**Task goal:** The exercise asks you to copy every line below in which "Medianvåghöjder" appears.

**Dataset extract:**
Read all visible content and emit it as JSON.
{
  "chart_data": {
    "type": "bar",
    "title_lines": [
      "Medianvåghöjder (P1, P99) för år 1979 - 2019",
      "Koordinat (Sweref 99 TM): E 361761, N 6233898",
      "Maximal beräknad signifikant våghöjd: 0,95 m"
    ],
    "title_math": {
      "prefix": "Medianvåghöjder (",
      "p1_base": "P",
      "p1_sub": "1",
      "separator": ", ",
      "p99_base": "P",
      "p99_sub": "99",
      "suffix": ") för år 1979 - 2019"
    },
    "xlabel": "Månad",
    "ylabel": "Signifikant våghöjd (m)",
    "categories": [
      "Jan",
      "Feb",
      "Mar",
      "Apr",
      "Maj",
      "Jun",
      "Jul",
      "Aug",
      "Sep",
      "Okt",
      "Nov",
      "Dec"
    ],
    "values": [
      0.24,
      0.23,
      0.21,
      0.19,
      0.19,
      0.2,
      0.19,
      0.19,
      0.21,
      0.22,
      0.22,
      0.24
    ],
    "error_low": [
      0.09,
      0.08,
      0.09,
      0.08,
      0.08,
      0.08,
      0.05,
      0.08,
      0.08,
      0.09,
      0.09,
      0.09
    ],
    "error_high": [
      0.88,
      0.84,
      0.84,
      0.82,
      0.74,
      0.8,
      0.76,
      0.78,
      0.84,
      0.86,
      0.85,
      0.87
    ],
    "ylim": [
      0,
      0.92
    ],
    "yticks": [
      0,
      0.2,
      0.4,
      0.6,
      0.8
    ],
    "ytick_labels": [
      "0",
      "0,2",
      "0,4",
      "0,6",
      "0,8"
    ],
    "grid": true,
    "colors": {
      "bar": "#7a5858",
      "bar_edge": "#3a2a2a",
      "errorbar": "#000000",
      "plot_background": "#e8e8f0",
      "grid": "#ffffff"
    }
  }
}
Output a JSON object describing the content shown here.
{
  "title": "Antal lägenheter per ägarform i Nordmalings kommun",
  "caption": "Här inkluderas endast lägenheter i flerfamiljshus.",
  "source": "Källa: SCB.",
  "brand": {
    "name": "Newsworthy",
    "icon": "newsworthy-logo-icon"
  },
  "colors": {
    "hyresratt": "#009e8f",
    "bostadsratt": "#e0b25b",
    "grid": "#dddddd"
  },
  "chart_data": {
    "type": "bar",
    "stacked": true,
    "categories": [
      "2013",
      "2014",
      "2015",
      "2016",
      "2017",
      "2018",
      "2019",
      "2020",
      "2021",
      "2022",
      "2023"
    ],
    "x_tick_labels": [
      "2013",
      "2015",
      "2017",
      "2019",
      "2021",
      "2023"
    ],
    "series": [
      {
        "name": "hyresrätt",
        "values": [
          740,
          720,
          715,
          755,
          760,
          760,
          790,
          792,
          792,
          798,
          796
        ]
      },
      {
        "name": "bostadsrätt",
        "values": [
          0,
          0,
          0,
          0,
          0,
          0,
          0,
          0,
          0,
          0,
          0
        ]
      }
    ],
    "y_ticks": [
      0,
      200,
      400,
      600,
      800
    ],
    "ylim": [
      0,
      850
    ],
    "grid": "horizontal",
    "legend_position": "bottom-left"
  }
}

**Result of this exercise:**
      "Medianvåghöjder (P1, P99) för år 1979 - 2019",
      "prefix": "Medianvåghöjder (",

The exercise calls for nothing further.